Instructions for the task: Quote every line of the material beneath this one.

┌─ Entries

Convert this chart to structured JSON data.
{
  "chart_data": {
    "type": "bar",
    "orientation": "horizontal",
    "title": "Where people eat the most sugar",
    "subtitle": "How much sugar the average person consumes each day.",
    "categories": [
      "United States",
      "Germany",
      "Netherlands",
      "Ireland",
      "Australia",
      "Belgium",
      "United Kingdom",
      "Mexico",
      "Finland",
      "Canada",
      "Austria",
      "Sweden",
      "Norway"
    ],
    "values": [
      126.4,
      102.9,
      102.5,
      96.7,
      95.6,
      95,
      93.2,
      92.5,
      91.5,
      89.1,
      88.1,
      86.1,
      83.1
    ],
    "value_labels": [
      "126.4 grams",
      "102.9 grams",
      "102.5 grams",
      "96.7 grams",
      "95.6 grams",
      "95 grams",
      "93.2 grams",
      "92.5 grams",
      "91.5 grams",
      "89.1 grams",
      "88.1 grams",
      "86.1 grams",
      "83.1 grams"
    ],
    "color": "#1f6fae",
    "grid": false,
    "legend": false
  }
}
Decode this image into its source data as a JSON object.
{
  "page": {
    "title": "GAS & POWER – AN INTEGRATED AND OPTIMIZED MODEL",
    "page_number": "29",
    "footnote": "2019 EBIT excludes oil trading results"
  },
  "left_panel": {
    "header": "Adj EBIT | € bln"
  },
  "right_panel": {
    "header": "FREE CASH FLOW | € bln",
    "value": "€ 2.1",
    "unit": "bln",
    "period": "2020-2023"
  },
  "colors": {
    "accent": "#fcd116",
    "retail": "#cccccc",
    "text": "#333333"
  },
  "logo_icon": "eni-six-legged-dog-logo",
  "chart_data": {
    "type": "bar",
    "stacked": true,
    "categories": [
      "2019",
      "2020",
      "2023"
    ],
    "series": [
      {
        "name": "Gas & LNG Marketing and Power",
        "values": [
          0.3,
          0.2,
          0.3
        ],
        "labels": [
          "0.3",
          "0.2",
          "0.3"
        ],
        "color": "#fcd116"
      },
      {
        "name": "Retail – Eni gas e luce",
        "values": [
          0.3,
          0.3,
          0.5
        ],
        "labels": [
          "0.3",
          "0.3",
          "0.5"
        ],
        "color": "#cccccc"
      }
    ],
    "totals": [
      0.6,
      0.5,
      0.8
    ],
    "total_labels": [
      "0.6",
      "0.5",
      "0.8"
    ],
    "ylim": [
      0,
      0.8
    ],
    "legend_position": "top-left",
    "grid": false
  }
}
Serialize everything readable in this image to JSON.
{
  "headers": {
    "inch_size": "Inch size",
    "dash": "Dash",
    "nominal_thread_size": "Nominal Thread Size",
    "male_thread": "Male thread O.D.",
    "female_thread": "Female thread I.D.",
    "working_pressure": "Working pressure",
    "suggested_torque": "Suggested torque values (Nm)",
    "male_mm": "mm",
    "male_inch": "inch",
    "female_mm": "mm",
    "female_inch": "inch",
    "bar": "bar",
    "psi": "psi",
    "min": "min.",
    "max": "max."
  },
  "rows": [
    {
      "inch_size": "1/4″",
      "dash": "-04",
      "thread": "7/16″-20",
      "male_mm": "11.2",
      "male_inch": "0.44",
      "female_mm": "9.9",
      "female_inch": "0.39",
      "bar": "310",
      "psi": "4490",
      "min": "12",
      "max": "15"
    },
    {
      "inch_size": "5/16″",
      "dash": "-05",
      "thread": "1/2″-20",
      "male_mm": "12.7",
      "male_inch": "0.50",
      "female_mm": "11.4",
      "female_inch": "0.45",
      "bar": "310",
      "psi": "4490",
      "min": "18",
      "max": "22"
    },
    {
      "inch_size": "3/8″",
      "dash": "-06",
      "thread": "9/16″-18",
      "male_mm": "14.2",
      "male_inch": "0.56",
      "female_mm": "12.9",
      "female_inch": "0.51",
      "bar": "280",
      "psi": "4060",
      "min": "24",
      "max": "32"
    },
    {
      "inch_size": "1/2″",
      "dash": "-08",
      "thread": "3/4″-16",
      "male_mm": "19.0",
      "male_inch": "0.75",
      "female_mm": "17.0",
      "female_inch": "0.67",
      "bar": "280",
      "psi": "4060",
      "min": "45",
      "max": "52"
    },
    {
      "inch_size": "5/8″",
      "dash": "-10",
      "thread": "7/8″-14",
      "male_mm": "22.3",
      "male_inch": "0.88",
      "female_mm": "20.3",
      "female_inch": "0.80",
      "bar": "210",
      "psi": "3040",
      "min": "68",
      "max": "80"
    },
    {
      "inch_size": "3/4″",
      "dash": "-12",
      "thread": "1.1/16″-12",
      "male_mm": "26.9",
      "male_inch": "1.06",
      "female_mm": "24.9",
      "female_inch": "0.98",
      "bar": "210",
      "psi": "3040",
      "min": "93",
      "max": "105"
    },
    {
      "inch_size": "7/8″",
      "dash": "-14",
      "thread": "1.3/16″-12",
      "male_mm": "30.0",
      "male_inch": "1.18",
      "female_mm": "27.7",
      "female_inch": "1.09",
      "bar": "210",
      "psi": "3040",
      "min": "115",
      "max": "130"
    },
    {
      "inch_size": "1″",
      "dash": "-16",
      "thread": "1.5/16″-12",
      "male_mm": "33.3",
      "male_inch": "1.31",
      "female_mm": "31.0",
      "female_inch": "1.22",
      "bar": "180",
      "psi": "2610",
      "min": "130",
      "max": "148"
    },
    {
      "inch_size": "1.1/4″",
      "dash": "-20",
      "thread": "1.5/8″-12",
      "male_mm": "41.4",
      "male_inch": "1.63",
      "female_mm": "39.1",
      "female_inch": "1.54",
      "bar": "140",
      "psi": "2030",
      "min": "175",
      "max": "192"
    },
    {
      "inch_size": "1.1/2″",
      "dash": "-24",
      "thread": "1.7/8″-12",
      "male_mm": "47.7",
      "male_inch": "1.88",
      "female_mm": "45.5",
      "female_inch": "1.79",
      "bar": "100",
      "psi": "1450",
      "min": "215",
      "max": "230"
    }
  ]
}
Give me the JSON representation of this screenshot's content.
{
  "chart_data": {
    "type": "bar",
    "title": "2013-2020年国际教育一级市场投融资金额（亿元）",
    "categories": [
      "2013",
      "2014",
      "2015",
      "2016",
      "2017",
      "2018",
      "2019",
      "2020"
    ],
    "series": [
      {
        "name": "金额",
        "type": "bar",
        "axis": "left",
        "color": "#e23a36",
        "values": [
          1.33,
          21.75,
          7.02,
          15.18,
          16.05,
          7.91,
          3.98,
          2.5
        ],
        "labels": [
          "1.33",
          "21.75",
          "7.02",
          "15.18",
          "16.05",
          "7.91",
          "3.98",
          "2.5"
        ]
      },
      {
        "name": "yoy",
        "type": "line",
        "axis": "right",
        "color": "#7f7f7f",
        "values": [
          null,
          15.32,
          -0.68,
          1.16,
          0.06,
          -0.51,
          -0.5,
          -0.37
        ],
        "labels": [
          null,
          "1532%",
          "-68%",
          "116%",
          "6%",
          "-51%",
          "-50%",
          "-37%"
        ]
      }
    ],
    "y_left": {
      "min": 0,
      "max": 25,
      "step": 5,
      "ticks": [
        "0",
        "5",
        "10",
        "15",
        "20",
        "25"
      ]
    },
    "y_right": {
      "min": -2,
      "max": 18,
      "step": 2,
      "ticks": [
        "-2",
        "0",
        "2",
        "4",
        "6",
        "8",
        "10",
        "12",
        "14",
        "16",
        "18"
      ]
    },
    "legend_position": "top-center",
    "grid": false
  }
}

└─

Task result:
Convert this chart to structured JSON data.
{
  "chart_data": {
    "type": "bar",
    "orientation": "horizontal",
    "title": "Where people eat the most sugar",
    "subtitle": "How much sugar the average person consumes each day.",
    "categories": [
      "United States",
      "Germany",
      "Netherlands",
      "Ireland",
      "Australia",
      "Belgium",
      "United Kingdom",
      "Mexico",
      "Finland",
      "Canada",
      "Austria",
      "Sweden",
      "Norway"
    ],
    "values": [
      126.4,
      102.9,
      102.5,
      96.7,
      95.6,
      95,
      93.2,
      92.5,
      91.5,
      89.1,
      88.1,
      86.1,
      83.1
    ],
    "value_labels": [
      "126.4 grams",
      "102.9 grams",
      "102.5 grams",
      "96.7 grams",
      "95.6 grams",
      "95 grams",
      "93.2 grams",
      "92.5 grams",
      "91.5 grams",
      "89.1 grams",
      "88.1 grams",
      "86.1 grams",
      "83.1 grams"
    ],
    "color": "#1f6fae",
    "grid": false,
    "legend": false
  }
}
Decode this image into its source data as a JSON object.
{
  "page": {
    "title": "GAS & POWER – AN INTEGRATED AND OPTIMIZED MODEL",
    "page_number": "29",
    "footnote": "2019 EBIT excludes oil trading results"
  },
  "left_panel": {
    "header": "Adj EBIT | € bln"
  },
  "right_panel": {
    "header": "FREE CASH FLOW | € bln",
    "value": "€ 2.1",
    "unit": "bln",
    "period": "2020-2023"
  },
  "colors": {
    "accent": "#fcd116",
    "retail": "#cccccc",
    "text": "#333333"
  },
  "logo_icon": "eni-six-legged-dog-logo",
  "chart_data": {
    "type": "bar",
    "stacked": true,
    "categories": [
      "2019",
      "2020",
      "2023"
    ],
    "series": [
      {
        "name": "Gas & LNG Marketing and Power",
        "values": [
          0.3,
          0.2,
          0.3
        ],
        "labels": [
          "0.3",
          "0.2",
          "0.3"
        ],
        "color": "#fcd116"
      },
      {
        "name": "Retail – Eni gas e luce",
        "values": [
          0.3,
          0.3,
          0.5
        ],
        "labels": [
          "0.3",
          "0.3",
          "0.5"
        ],
        "color": "#cccccc"
      }
    ],
    "totals": [
      0.6,
      0.5,
      0.8
    ],
    "total_labels": [
      "0.6",
      "0.5",
      "0.8"
    ],
    "ylim": [
      0,
      0.8
    ],
    "legend_position": "top-left",
    "grid": false
  }
}
Serialize everything readable in this image to JSON.
{
  "headers": {
    "inch_size": "Inch size",
    "dash": "Dash",
    "nominal_thread_size": "Nominal Thread Size",
    "male_thread": "Male thread O.D.",
    "female_thread": "Female thread I.D.",
    "working_pressure": "Working pressure",
    "suggested_torque": "Suggested torque values (Nm)",
    "male_mm": "mm",
    "male_inch": "inch",
    "female_mm": "mm",
    "female_inch": "inch",
    "bar": "bar",
    "psi": "psi",
    "min": "min.",
    "max": "max."
  },
  "rows": [
    {
      "inch_size": "1/4″",
      "dash": "-04",
      "thread": "7/16″-20",
      "male_mm": "11.2",
      "male_inch": "0.44",
      "female_mm": "9.9",
      "female_inch": "0.39",
      "bar": "310",
      "psi": "4490",
      "min": "12",
      "max": "15"
    },
    {
      "inch_size": "5/16″",
      "dash": "-05",
      "thread": "1/2″-20",
      "male_mm": "12.7",
      "male_inch": "0.50",
      "female_mm": "11.4",
      "female_inch": "0.45",
      "bar": "310",
      "psi": "4490",
      "min": "18",
      "max": "22"
    },
    {
      "inch_size": "3/8″",
      "dash": "-06",
      "thread": "9/16″-18",
      "male_mm": "14.2",
      "male_inch": "0.56",
      "female_mm": "12.9",
      "female_inch": "0.51",
      "bar": "280",
      "psi": "4060",
      "min": "24",
      "max": "32"
    },
    {
      "inch_size": "1/2″",
      "dash": "-08",
      "thread": "3/4″-16",
      "male_mm": "19.0",
      "male_inch": "0.75",
      "female_mm": "17.0",
      "female_inch": "0.67",
      "bar": "280",
      "psi": "4060",
      "min": "45",
      "max": "52"
    },
    {
      "inch_size": "5/8″",
      "dash": "-10",
      "thread": "7/8″-14",
      "male_mm": "22.3",
      "male_inch": "0.88",
      "female_mm": "20.3",
      "female_inch": "0.80",
      "bar": "210",
      "psi": "3040",
      "min": "68",
      "max": "80"
    },
    {
      "inch_size": "3/4″",
      "dash": "-12",
      "thread": "1.1/16″-12",
      "male_mm": "26.9",
      "male_inch": "1.06",
      "female_mm": "24.9",
      "female_inch": "0.98",
      "bar": "210",
      "psi": "3040",
      "min": "93",
      "max": "105"
    },
    {
      "inch_size": "7/8″",
      "dash": "-14",
      "thread": "1.3/16″-12",
      "male_mm": "30.0",
      "male_inch": "1.18",
      "female_mm": "27.7",
      "female_inch": "1.09",
      "bar": "210",
      "psi": "3040",
      "min": "115",
      "max": "130"
    },
    {
      "inch_size": "1″",
      "dash": "-16",
      "thread": "1.5/16″-12",
      "male_mm": "33.3",
      "male_inch": "1.31",
      "female_mm": "31.0",
      "female_inch": "1.22",
      "bar": "180",
      "psi": "2610",
      "min": "130",
      "max": "148"
    },
    {
      "inch_size": "1.1/4″",
      "dash": "-20",
      "thread": "1.5/8″-12",
      "male_mm": "41.4",
      "male_inch": "1.63",
      "female_mm": "39.1",
      "female_inch": "1.54",
      "bar": "140",
      "psi": "2030",
      "min": "175",
      "max": "192"
    },
    {
      "inch_size": "1.1/2″",
      "dash": "-24",
      "thread": "1.7/8″-12",
      "male_mm": "47.7",
      "male_inch": "1.88",
      "female_mm": "45.5",
      "female_inch": "1.79",
      "bar": "100",
      "psi": "1450",
      "min": "215",
      "max": "230"
    }
  ]
}
Give me the JSON representation of this screenshot's content.
{
  "chart_data": {
    "type": "bar",
    "title": "2013-2020年国际教育一级市场投融资金额（亿元）",
    "categories": [
      "2013",
      "2014",
      "2015",
      "2016",
      "2017",
      "2018",
      "2019",
      "2020"
    ],
    "series": [
      {
        "name": "金额",
        "type": "bar",
        "axis": "left",
        "color": "#e23a36",
        "values": [
          1.33,
          21.75,
          7.02,
          15.18,
          16.05,
          7.91,
          3.98,
          2.5
        ],
        "labels": [
          "1.33",
          "21.75",
          "7.02",
          "15.18",
          "16.05",
          "7.91",
          "3.98",
          "2.5"
        ]
      },
      {
        "name": "yoy",
        "type": "line",
        "axis": "right",
        "color": "#7f7f7f",
        "values": [
          null,
          15.32,
          -0.68,
          1.16,
          0.06,
          -0.51,
          -0.5,
          -0.37
        ],
        "labels": [
          null,
          "1532%",
          "-68%",
          "116%",
          "6%",
          "-51%",
          "-50%",
          "-37%"
        ]
      }
    ],
    "y_left": {
      "min": 0,
      "max": 25,
      "step": 5,
      "ticks": [
        "0",
        "5",
        "10",
        "15",
        "20",
        "25"
      ]
    },
    "y_right": {
      "min": -2,
      "max": 18,
      "step": 2,
      "ticks": [
        "-2",
        "0",
        "2",
        "4",
        "6",
        "8",
        "10",
        "12",
        "14",
        "16",
        "18"
      ]
    },
    "legend_position": "top-center",
    "grid": false
  }
}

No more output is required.